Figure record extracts
----------
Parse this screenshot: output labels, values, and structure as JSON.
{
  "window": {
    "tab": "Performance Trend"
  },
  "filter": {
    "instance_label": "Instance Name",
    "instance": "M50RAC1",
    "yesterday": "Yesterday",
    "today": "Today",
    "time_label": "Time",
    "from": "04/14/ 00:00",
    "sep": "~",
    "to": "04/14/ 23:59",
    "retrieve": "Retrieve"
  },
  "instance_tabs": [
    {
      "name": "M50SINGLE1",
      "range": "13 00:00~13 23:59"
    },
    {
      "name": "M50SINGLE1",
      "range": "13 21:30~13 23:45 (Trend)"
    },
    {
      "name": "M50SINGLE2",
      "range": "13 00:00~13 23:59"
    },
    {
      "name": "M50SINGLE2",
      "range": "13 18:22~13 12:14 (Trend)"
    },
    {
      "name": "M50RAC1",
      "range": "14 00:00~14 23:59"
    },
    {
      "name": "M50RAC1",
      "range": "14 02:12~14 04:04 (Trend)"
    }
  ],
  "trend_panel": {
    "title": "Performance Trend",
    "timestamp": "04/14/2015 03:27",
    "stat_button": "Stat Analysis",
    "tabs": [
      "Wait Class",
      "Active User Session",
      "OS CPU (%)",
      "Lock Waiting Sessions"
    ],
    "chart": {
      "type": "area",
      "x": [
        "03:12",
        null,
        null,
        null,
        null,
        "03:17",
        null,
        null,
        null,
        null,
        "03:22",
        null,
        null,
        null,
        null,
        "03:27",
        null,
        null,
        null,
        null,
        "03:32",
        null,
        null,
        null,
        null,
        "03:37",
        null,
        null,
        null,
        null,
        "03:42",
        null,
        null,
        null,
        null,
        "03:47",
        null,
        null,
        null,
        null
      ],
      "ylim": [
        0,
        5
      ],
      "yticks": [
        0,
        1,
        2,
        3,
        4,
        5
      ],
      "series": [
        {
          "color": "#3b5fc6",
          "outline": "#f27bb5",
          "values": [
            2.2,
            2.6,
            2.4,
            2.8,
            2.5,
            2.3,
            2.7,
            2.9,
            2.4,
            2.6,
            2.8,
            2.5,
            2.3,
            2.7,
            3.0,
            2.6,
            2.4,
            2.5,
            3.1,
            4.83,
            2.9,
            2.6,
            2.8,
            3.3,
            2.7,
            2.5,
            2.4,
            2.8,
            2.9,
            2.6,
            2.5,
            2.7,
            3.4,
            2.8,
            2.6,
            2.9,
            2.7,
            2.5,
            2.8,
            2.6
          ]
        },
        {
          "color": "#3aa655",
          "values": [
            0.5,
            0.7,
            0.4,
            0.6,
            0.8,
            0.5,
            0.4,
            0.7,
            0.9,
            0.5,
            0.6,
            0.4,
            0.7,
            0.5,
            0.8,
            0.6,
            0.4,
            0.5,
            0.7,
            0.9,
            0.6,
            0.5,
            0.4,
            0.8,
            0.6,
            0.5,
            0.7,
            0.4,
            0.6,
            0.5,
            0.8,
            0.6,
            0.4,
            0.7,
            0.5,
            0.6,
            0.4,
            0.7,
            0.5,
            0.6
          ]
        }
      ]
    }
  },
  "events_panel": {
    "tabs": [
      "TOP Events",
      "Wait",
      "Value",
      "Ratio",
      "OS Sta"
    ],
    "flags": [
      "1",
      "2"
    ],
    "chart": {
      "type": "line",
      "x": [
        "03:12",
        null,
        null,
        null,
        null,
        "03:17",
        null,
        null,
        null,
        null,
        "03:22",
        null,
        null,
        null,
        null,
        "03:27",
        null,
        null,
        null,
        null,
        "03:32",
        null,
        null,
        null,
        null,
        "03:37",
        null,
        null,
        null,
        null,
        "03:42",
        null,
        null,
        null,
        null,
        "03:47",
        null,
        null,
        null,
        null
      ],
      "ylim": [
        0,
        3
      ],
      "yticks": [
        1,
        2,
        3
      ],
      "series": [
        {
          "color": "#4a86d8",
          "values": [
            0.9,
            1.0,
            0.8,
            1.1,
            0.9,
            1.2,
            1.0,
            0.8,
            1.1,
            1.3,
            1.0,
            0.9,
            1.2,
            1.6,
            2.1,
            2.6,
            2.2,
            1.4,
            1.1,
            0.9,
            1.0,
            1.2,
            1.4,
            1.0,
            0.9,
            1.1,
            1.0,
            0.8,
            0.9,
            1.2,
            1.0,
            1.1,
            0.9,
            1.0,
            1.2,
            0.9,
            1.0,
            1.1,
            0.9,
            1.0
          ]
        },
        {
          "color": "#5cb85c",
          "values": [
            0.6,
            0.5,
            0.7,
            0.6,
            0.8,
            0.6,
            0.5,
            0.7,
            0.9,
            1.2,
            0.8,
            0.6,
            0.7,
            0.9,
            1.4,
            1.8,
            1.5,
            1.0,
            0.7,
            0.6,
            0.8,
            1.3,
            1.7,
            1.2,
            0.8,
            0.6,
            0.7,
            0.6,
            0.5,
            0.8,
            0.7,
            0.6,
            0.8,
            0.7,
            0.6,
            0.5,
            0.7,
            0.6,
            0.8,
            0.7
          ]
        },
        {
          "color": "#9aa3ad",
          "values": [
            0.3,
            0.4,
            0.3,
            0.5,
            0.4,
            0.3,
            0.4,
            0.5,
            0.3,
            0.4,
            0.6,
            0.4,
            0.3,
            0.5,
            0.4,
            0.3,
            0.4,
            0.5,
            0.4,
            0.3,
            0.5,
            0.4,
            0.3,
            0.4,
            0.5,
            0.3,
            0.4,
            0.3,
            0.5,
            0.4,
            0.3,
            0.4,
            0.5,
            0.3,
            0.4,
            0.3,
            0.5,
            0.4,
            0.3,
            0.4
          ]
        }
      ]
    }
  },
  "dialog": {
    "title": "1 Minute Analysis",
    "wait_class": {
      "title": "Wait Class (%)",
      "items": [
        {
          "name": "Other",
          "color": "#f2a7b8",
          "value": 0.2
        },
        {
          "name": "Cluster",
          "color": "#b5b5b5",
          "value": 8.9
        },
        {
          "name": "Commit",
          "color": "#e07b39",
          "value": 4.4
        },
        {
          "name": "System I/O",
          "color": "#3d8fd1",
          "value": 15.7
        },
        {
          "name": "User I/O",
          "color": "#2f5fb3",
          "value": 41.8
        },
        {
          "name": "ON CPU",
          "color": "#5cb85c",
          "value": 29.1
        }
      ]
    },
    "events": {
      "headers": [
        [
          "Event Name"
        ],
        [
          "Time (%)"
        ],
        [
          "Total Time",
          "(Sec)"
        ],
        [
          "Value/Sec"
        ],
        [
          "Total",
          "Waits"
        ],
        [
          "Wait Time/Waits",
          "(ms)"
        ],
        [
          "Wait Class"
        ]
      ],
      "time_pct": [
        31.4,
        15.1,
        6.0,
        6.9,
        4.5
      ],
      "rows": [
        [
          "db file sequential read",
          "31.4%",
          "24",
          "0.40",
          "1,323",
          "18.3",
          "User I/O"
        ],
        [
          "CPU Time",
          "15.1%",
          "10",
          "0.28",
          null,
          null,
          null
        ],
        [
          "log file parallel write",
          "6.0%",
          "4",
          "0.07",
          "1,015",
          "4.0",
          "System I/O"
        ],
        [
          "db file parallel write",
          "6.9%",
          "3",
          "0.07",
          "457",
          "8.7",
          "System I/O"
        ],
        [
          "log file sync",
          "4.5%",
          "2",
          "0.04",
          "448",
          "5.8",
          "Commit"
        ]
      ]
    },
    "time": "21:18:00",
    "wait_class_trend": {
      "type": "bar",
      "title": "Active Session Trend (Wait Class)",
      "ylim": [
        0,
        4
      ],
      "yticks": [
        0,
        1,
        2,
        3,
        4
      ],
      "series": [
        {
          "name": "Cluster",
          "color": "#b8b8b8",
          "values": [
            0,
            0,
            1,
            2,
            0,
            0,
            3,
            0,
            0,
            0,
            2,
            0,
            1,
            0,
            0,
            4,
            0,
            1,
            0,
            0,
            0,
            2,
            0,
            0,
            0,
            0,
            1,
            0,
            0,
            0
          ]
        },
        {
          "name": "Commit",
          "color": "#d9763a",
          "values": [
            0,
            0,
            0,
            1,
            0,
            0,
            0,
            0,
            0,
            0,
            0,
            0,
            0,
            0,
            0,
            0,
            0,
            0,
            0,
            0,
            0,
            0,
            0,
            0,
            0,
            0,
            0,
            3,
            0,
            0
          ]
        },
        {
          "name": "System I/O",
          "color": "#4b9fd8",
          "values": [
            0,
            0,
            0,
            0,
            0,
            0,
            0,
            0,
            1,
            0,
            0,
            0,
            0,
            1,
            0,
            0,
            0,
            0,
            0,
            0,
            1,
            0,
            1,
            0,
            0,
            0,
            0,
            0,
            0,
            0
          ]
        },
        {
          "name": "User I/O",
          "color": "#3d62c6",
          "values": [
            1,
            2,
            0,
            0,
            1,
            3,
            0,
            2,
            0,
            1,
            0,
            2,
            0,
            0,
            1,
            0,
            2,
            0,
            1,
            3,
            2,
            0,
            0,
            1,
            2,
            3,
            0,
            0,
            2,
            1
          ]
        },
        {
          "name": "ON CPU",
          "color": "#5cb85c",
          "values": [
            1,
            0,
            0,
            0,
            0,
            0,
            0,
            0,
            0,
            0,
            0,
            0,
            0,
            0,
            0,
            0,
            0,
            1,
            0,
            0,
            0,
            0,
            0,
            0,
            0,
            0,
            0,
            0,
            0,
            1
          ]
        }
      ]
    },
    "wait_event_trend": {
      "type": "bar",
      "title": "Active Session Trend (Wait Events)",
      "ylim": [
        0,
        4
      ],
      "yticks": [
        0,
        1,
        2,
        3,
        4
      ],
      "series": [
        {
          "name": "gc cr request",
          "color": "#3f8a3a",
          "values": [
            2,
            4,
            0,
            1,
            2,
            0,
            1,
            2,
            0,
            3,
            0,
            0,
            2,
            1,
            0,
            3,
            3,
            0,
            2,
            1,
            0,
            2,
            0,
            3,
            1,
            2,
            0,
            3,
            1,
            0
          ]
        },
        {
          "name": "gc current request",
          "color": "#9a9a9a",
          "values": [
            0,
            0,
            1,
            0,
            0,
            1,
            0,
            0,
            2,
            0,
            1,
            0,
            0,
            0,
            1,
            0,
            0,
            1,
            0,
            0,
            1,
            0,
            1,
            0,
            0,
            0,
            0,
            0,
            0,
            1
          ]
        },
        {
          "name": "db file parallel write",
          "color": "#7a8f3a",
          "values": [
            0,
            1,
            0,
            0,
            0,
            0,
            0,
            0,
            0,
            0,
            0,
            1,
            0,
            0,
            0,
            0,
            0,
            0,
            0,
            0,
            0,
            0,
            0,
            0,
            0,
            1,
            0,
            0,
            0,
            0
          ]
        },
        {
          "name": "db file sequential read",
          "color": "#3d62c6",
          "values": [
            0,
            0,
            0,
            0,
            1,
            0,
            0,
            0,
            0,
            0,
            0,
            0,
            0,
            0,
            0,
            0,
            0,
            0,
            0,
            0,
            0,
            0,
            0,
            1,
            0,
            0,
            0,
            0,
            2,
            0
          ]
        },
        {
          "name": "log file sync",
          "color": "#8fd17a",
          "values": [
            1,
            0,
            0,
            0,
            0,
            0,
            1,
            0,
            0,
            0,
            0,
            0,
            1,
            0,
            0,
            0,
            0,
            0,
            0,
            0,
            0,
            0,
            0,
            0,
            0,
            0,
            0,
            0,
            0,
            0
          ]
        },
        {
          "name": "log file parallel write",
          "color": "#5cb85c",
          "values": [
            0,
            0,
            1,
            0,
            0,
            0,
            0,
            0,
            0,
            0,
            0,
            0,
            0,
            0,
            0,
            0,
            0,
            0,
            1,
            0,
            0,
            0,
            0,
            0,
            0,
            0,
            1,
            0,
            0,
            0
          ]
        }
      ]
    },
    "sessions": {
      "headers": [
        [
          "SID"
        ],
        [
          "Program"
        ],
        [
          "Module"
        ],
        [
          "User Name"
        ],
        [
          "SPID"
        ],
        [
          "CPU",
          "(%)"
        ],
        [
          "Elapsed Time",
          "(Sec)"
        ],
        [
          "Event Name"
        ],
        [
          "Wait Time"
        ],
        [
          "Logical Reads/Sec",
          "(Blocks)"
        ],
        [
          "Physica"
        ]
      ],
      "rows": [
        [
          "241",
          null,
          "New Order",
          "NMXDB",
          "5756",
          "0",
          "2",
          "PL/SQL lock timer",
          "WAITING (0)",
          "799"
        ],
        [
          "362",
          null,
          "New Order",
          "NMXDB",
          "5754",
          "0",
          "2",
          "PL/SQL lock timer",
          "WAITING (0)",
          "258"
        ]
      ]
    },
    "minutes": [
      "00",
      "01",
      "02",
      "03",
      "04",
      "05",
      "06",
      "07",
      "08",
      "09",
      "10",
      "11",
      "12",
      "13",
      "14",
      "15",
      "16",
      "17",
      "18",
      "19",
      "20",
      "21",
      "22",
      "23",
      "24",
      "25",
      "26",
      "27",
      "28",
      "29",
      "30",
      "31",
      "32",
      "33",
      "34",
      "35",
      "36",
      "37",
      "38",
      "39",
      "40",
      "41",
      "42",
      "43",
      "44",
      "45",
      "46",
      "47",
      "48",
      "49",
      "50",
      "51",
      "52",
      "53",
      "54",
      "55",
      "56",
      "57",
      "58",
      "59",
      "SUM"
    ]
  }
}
----------
- _Goal_
Every line that holds the word "write" should be extracted.

- _Exercise output_
          "log file parallel write",
          "db file parallel write",
          "name": "db file parallel write",
          "name": "log file parallel write",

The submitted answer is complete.